Work to be completed: Extract all of the entries and give them again, word for word.
# Data start
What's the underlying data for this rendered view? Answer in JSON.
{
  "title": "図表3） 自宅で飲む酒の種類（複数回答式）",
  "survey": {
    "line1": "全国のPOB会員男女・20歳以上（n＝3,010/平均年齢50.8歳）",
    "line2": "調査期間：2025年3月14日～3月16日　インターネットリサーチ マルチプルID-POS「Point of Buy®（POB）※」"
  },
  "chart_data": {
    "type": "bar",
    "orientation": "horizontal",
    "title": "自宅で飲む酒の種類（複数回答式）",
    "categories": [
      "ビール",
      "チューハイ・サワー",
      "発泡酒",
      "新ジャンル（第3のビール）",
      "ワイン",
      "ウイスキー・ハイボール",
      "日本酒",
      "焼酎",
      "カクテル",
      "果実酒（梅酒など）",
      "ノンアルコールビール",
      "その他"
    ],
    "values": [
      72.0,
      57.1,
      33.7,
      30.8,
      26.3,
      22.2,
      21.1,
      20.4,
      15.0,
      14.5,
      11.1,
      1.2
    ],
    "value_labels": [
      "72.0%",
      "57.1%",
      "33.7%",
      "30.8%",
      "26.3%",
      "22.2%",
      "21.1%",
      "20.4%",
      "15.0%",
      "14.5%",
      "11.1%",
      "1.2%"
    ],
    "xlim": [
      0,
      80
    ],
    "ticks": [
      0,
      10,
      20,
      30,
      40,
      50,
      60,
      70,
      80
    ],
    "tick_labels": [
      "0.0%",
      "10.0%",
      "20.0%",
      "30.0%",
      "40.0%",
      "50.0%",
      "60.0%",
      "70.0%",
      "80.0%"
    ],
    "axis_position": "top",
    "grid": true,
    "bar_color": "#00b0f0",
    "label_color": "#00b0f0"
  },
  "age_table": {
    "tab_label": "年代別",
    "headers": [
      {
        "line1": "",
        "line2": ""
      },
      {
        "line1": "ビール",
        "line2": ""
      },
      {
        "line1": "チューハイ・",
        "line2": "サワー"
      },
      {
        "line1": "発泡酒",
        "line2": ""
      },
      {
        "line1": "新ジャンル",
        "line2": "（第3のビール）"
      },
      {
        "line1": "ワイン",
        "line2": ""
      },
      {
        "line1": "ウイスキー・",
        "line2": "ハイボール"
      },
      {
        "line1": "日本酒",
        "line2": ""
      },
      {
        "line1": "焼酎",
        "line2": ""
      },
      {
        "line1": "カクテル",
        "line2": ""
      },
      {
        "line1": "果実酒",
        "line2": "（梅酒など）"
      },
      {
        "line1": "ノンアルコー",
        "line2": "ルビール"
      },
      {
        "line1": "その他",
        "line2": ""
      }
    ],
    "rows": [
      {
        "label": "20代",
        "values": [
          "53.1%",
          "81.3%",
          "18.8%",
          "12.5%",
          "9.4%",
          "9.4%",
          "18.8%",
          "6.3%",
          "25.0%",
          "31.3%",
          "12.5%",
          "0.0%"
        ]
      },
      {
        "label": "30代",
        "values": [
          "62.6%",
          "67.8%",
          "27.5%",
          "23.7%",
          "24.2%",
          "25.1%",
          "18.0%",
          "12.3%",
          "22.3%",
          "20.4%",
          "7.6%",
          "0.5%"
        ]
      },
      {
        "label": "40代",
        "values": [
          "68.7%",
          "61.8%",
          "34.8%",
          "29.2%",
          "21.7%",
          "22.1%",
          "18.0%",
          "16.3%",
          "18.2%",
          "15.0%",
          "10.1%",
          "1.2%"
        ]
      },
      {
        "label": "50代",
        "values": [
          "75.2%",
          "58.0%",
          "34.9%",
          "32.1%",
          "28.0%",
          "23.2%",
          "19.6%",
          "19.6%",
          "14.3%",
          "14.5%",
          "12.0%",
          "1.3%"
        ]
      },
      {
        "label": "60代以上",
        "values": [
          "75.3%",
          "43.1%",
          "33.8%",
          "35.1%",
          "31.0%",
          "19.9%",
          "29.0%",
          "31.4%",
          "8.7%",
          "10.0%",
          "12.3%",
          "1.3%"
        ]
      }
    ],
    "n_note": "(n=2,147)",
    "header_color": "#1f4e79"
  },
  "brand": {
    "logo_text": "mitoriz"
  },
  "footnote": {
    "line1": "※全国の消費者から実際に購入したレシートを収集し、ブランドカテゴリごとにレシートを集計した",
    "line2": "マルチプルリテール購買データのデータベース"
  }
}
# Data end
Task output:
What's the underlying data for this rendered view? Answer in JSON.
{
  "title": "図表3） 自宅で飲む酒の種類（複数回答式）",
  "survey": {
    "line1": "全国のPOB会員男女・20歳以上（n＝3,010/平均年齢50.8歳）",
    "line2": "調査期間：2025年3月14日～3月16日　インターネットリサーチ マルチプルID-POS「Point of Buy®（POB）※」"
  },
  "chart_data": {
    "type": "bar",
    "orientation": "horizontal",
    "title": "自宅で飲む酒の種類（複数回答式）",
    "categories": [
      "ビール",
      "チューハイ・サワー",
      "発泡酒",
      "新ジャンル（第3のビール）",
      "ワイン",
      "ウイスキー・ハイボール",
      "日本酒",
      "焼酎",
      "カクテル",
      "果実酒（梅酒など）",
      "ノンアルコールビール",
      "その他"
    ],
    "values": [
      72.0,
      57.1,
      33.7,
      30.8,
      26.3,
      22.2,
      21.1,
      20.4,
      15.0,
      14.5,
      11.1,
      1.2
    ],
    "value_labels": [
      "72.0%",
      "57.1%",
      "33.7%",
      "30.8%",
      "26.3%",
      "22.2%",
      "21.1%",
      "20.4%",
      "15.0%",
      "14.5%",
      "11.1%",
      "1.2%"
    ],
    "xlim": [
      0,
      80
    ],
    "ticks": [
      0,
      10,
      20,
      30,
      40,
      50,
      60,
      70,
      80
    ],
    "tick_labels": [
      "0.0%",
      "10.0%",
      "20.0%",
      "30.0%",
      "40.0%",
      "50.0%",
      "60.0%",
      "70.0%",
      "80.0%"
    ],
    "axis_position": "top",
    "grid": true,
    "bar_color": "#00b0f0",
    "label_color": "#00b0f0"
  },
  "age_table": {
    "tab_label": "年代別",
    "headers": [
      {
        "line1": "",
        "line2": ""
      },
      {
        "line1": "ビール",
        "line2": ""
      },
      {
        "line1": "チューハイ・",
        "line2": "サワー"
      },
      {
        "line1": "発泡酒",
        "line2": ""
      },
      {
        "line1": "新ジャンル",
        "line2": "（第3のビール）"
      },
      {
        "line1": "ワイン",
        "line2": ""
      },
      {
        "line1": "ウイスキー・",
        "line2": "ハイボール"
      },
      {
        "line1": "日本酒",
        "line2": ""
      },
      {
        "line1": "焼酎",
        "line2": ""
      },
      {
        "line1": "カクテル",
        "line2": ""
      },
      {
        "line1": "果実酒",
        "line2": "（梅酒など）"
      },
      {
        "line1": "ノンアルコー",
        "line2": "ルビール"
      },
      {
        "line1": "その他",
        "line2": ""
      }
    ],
    "rows": [
      {
        "label": "20代",
        "values": [
          "53.1%",
          "81.3%",
          "18.8%",
          "12.5%",
          "9.4%",
          "9.4%",
          "18.8%",
          "6.3%",
          "25.0%",
          "31.3%",
          "12.5%",
          "0.0%"
        ]
      },
      {
        "label": "30代",
        "values": [
          "62.6%",
          "67.8%",
          "27.5%",
          "23.7%",
          "24.2%",
          "25.1%",
          "18.0%",
          "12.3%",
          "22.3%",
          "20.4%",
          "7.6%",
          "0.5%"
        ]
      },
      {
        "label": "40代",
        "values": [
          "68.7%",
          "61.8%",
          "34.8%",
          "29.2%",
          "21.7%",
          "22.1%",
          "18.0%",
          "16.3%",
          "18.2%",
          "15.0%",
          "10.1%",
          "1.2%"
        ]
      },
      {
        "label": "50代",
        "values": [
          "75.2%",
          "58.0%",
          "34.9%",
          "32.1%",
          "28.0%",
          "23.2%",
          "19.6%",
          "19.6%",
          "14.3%",
          "14.5%",
          "12.0%",
          "1.3%"
        ]
      },
      {
        "label": "60代以上",
        "values": [
          "75.3%",
          "43.1%",
          "33.8%",
          "35.1%",
          "31.0%",
          "19.9%",
          "29.0%",
          "31.4%",
          "8.7%",
          "10.0%",
          "12.3%",
          "1.3%"
        ]
      }
    ],
    "n_note": "(n=2,147)",
    "header_color": "#1f4e79"
  },
  "brand": {
    "logo_text": "mitoriz"
  },
  "footnote": {
    "line1": "※全国の消費者から実際に購入したレシートを収集し、ブランドカテゴリごとにレシートを集計した",
    "line2": "マルチプルリテール購買データのデータベース"
  }
}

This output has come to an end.